YOUR GOAL =>
Read the lines that follow and pick out every one containing the word "What".

Recorded data:
————
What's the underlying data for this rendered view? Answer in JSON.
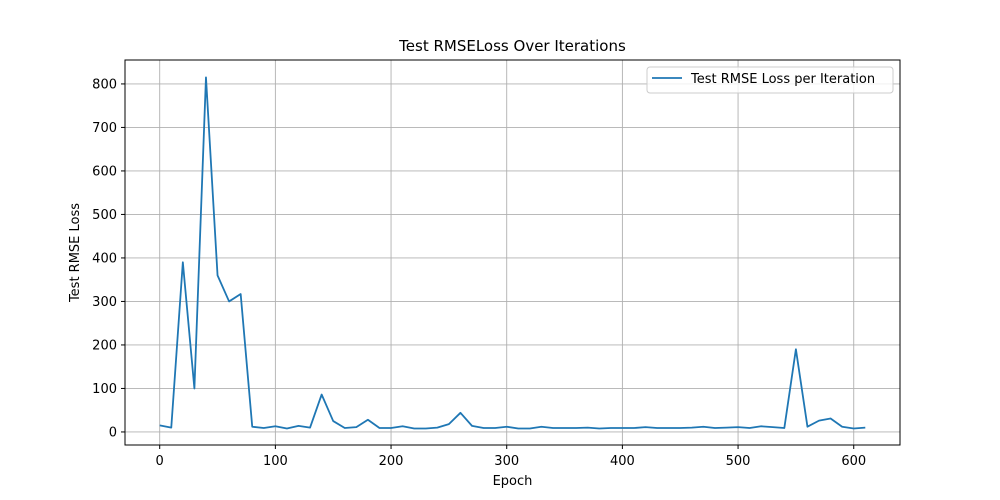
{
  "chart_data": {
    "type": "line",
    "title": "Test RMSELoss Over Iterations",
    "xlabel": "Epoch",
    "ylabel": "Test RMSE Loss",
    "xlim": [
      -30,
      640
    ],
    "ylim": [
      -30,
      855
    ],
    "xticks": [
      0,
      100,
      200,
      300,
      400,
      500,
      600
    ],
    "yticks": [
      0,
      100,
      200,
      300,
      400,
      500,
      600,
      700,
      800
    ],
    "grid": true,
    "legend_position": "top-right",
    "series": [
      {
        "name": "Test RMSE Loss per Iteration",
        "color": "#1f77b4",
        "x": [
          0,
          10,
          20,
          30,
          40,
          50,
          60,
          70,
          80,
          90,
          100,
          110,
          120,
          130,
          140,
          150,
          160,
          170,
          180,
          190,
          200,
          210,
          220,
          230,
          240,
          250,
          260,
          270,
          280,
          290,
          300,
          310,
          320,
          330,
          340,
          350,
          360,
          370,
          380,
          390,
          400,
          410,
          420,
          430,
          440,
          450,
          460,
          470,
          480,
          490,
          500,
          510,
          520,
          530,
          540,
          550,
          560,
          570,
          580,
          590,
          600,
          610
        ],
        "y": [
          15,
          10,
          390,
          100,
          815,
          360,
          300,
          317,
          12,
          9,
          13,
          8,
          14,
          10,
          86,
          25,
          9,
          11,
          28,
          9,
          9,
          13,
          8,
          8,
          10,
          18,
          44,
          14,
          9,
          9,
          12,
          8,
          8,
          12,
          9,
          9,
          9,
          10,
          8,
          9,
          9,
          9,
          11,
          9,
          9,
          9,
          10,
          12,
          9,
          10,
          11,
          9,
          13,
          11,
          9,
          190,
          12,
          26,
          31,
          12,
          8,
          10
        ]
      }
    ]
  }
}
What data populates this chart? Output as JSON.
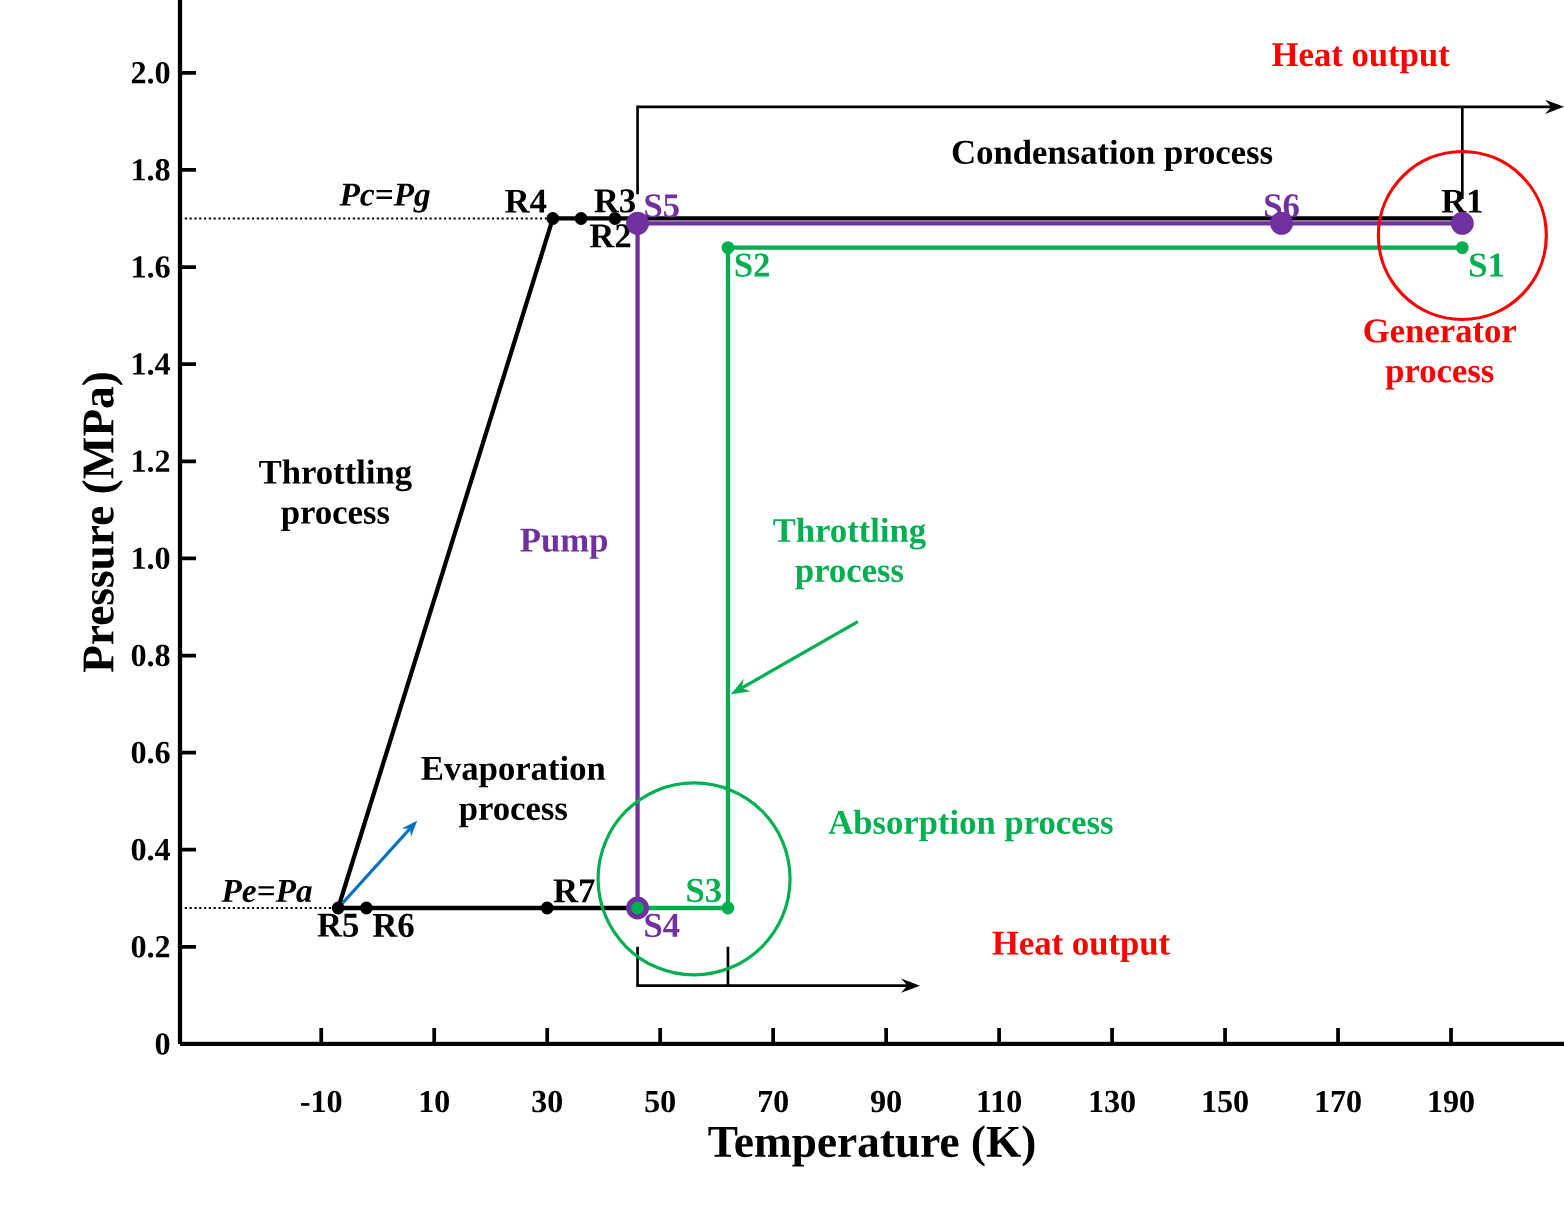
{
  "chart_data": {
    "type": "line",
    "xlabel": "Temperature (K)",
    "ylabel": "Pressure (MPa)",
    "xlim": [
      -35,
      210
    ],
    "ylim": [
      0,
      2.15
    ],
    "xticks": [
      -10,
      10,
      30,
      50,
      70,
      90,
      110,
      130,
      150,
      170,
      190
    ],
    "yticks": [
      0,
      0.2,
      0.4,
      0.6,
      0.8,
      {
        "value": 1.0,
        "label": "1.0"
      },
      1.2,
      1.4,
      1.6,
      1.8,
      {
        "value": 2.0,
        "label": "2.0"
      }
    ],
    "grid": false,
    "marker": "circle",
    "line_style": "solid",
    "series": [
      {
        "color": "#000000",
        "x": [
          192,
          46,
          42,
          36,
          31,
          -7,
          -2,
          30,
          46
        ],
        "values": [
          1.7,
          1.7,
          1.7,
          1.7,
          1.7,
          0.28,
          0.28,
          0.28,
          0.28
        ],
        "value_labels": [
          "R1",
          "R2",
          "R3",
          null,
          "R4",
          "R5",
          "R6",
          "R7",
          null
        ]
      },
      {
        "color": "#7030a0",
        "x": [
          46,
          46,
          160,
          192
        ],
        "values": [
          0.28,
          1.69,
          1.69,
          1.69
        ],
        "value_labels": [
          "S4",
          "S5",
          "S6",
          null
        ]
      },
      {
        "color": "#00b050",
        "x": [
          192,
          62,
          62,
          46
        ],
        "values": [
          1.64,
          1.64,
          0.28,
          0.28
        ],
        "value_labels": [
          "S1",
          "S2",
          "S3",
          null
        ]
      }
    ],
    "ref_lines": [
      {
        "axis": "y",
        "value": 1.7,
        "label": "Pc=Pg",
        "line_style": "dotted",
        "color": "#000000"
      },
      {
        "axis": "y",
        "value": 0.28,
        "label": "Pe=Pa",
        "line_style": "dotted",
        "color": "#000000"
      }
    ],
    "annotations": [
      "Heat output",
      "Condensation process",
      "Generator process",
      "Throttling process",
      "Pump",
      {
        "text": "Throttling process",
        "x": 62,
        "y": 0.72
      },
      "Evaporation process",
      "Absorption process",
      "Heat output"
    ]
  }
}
————
WORKED SOLUTION =>
What's the underlying data for this rendered view? Answer in JSON.
What data populates this chart? Output as JSON.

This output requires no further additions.